----- DATA SHOWN

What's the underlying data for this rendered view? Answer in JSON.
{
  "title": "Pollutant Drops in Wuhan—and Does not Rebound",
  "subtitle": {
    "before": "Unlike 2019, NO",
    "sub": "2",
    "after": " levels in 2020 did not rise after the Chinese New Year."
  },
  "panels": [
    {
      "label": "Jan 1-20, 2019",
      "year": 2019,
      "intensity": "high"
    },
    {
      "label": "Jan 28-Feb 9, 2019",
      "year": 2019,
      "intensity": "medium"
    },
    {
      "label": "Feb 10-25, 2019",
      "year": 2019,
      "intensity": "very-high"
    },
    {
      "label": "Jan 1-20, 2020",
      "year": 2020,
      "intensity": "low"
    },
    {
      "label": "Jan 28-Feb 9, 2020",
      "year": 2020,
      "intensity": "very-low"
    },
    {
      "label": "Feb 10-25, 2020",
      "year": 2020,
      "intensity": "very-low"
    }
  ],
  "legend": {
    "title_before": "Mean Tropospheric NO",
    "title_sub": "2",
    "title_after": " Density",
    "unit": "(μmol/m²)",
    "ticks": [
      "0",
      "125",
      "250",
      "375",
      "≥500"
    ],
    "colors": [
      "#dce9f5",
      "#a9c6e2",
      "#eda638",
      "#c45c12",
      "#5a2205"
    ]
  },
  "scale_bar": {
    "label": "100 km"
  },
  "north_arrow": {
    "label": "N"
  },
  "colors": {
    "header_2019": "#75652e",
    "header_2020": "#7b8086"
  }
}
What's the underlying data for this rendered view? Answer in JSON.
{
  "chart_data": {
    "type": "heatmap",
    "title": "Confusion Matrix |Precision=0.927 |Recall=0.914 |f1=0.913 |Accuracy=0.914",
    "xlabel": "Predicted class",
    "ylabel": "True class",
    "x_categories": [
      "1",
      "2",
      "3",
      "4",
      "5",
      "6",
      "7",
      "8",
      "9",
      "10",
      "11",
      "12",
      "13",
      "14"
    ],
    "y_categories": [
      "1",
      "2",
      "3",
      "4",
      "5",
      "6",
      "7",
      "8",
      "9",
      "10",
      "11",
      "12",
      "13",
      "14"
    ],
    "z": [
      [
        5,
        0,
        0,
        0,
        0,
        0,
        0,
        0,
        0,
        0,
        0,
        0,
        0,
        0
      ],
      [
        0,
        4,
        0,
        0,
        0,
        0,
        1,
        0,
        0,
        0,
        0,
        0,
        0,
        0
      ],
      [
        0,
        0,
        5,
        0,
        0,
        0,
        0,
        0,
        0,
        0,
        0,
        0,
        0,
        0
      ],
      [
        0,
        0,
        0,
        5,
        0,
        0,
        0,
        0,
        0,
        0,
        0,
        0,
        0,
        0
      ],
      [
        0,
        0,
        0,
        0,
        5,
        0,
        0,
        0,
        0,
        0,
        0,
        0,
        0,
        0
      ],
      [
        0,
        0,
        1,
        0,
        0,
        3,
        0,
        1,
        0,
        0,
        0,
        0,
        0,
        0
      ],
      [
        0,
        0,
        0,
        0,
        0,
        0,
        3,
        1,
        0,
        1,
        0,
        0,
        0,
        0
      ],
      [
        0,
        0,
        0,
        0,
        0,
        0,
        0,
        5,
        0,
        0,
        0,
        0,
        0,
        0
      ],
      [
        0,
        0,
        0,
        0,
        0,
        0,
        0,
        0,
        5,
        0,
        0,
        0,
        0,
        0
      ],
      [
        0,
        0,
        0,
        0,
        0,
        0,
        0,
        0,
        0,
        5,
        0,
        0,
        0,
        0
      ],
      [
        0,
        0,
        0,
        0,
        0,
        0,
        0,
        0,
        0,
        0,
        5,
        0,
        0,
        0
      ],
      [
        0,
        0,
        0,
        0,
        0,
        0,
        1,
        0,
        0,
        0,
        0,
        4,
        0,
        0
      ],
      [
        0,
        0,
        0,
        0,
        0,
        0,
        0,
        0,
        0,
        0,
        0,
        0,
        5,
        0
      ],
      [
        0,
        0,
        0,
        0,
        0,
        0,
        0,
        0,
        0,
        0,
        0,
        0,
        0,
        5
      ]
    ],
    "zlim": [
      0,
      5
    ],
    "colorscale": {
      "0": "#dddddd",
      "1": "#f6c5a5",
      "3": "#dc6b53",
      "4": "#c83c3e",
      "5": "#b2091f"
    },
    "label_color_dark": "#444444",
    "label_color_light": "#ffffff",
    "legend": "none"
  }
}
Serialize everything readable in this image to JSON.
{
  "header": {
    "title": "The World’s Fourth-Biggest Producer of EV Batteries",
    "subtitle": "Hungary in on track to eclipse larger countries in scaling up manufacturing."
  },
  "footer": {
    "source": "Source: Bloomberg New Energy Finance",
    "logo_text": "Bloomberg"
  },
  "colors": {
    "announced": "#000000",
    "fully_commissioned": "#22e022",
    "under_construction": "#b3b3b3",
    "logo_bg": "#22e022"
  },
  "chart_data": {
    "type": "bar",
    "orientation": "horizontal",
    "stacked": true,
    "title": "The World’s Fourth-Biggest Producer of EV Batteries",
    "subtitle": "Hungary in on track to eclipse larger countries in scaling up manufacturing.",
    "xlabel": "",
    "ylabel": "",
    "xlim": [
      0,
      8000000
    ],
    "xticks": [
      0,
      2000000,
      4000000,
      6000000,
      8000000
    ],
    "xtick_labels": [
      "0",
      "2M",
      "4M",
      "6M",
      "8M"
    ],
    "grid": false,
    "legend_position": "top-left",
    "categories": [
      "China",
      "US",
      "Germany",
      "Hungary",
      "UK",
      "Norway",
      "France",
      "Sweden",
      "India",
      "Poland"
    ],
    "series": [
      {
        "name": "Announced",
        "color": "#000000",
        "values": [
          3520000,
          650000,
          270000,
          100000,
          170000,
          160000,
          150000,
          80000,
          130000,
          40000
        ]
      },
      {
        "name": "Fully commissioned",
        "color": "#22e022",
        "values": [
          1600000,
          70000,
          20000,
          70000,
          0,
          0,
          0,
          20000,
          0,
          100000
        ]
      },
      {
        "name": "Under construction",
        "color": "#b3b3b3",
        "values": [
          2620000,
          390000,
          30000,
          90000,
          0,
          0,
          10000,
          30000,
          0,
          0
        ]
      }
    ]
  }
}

----------

WHAT YOU ARE ASKED TO DO: Write out every entry verbatim.

ANSWER TO THE TASK:
What's the underlying data for this rendered view? Answer in JSON.
{
  "title": "Pollutant Drops in Wuhan—and Does not Rebound",
  "subtitle": {
    "before": "Unlike 2019, NO",
    "sub": "2",
    "after": " levels in 2020 did not rise after the Chinese New Year."
  },
  "panels": [
    {
      "label": "Jan 1-20, 2019",
      "year": 2019,
      "intensity": "high"
    },
    {
      "label": "Jan 28-Feb 9, 2019",
      "year": 2019,
      "intensity": "medium"
    },
    {
      "label": "Feb 10-25, 2019",
      "year": 2019,
      "intensity": "very-high"
    },
    {
      "label": "Jan 1-20, 2020",
      "year": 2020,
      "intensity": "low"
    },
    {
      "label": "Jan 28-Feb 9, 2020",
      "year": 2020,
      "intensity": "very-low"
    },
    {
      "label": "Feb 10-25, 2020",
      "year": 2020,
      "intensity": "very-low"
    }
  ],
  "legend": {
    "title_before": "Mean Tropospheric NO",
    "title_sub": "2",
    "title_after": " Density",
    "unit": "(μmol/m²)",
    "ticks": [
      "0",
      "125",
      "250",
      "375",
      "≥500"
    ],
    "colors": [
      "#dce9f5",
      "#a9c6e2",
      "#eda638",
      "#c45c12",
      "#5a2205"
    ]
  },
  "scale_bar": {
    "label": "100 km"
  },
  "north_arrow": {
    "label": "N"
  },
  "colors": {
    "header_2019": "#75652e",
    "header_2020": "#7b8086"
  }
}
What's the underlying data for this rendered view? Answer in JSON.
{
  "chart_data": {
    "type": "heatmap",
    "title": "Confusion Matrix |Precision=0.927 |Recall=0.914 |f1=0.913 |Accuracy=0.914",
    "xlabel": "Predicted class",
    "ylabel": "True class",
    "x_categories": [
      "1",
      "2",
      "3",
      "4",
      "5",
      "6",
      "7",
      "8",
      "9",
      "10",
      "11",
      "12",
      "13",
      "14"
    ],
    "y_categories": [
      "1",
      "2",
      "3",
      "4",
      "5",
      "6",
      "7",
      "8",
      "9",
      "10",
      "11",
      "12",
      "13",
      "14"
    ],
    "z": [
      [
        5,
        0,
        0,
        0,
        0,
        0,
        0,
        0,
        0,
        0,
        0,
        0,
        0,
        0
      ],
      [
        0,
        4,
        0,
        0,
        0,
        0,
        1,
        0,
        0,
        0,
        0,
        0,
        0,
        0
      ],
      [
        0,
        0,
        5,
        0,
        0,
        0,
        0,
        0,
        0,
        0,
        0,
        0,
        0,
        0
      ],
      [
        0,
        0,
        0,
        5,
        0,
        0,
        0,
        0,
        0,
        0,
        0,
        0,
        0,
        0
      ],
      [
        0,
        0,
        0,
        0,
        5,
        0,
        0,
        0,
        0,
        0,
        0,
        0,
        0,
        0
      ],
      [
        0,
        0,
        1,
        0,
        0,
        3,
        0,
        1,
        0,
        0,
        0,
        0,
        0,
        0
      ],
      [
        0,
        0,
        0,
        0,
        0,
        0,
        3,
        1,
        0,
        1,
        0,
        0,
        0,
        0
      ],
      [
        0,
        0,
        0,
        0,
        0,
        0,
        0,
        5,
        0,
        0,
        0,
        0,
        0,
        0
      ],
      [
        0,
        0,
        0,
        0,
        0,
        0,
        0,
        0,
        5,
        0,
        0,
        0,
        0,
        0
      ],
      [
        0,
        0,
        0,
        0,
        0,
        0,
        0,
        0,
        0,
        5,
        0,
        0,
        0,
        0
      ],
      [
        0,
        0,
        0,
        0,
        0,
        0,
        0,
        0,
        0,
        0,
        5,
        0,
        0,
        0
      ],
      [
        0,
        0,
        0,
        0,
        0,
        0,
        1,
        0,
        0,
        0,
        0,
        4,
        0,
        0
      ],
      [
        0,
        0,
        0,
        0,
        0,
        0,
        0,
        0,
        0,
        0,
        0,
        0,
        5,
        0
      ],
      [
        0,
        0,
        0,
        0,
        0,
        0,
        0,
        0,
        0,
        0,
        0,
        0,
        0,
        5
      ]
    ],
    "zlim": [
      0,
      5
    ],
    "colorscale": {
      "0": "#dddddd",
      "1": "#f6c5a5",
      "3": "#dc6b53",
      "4": "#c83c3e",
      "5": "#b2091f"
    },
    "label_color_dark": "#444444",
    "label_color_light": "#ffffff",
    "legend": "none"
  }
}
Serialize everything readable in this image to JSON.
{
  "header": {
    "title": "The World’s Fourth-Biggest Producer of EV Batteries",
    "subtitle": "Hungary in on track to eclipse larger countries in scaling up manufacturing."
  },
  "footer": {
    "source": "Source: Bloomberg New Energy Finance",
    "logo_text": "Bloomberg"
  },
  "colors": {
    "announced": "#000000",
    "fully_commissioned": "#22e022",
    "under_construction": "#b3b3b3",
    "logo_bg": "#22e022"
  },
  "chart_data": {
    "type": "bar",
    "orientation": "horizontal",
    "stacked": true,
    "title": "The World’s Fourth-Biggest Producer of EV Batteries",
    "subtitle": "Hungary in on track to eclipse larger countries in scaling up manufacturing.",
    "xlabel": "",
    "ylabel": "",
    "xlim": [
      0,
      8000000
    ],
    "xticks": [
      0,
      2000000,
      4000000,
      6000000,
      8000000
    ],
    "xtick_labels": [
      "0",
      "2M",
      "4M",
      "6M",
      "8M"
    ],
    "grid": false,
    "legend_position": "top-left",
    "categories": [
      "China",
      "US",
      "Germany",
      "Hungary",
      "UK",
      "Norway",
      "France",
      "Sweden",
      "India",
      "Poland"
    ],
    "series": [
      {
        "name": "Announced",
        "color": "#000000",
        "values": [
          3520000,
          650000,
          270000,
          100000,
          170000,
          160000,
          150000,
          80000,
          130000,
          40000
        ]
      },
      {
        "name": "Fully commissioned",
        "color": "#22e022",
        "values": [
          1600000,
          70000,
          20000,
          70000,
          0,
          0,
          0,
          20000,
          0,
          100000
        ]
      },
      {
        "name": "Under construction",
        "color": "#b3b3b3",
        "values": [
          2620000,
          390000,
          30000,
          90000,
          0,
          0,
          10000,
          30000,
          0,
          0
        ]
      }
    ]
  }
}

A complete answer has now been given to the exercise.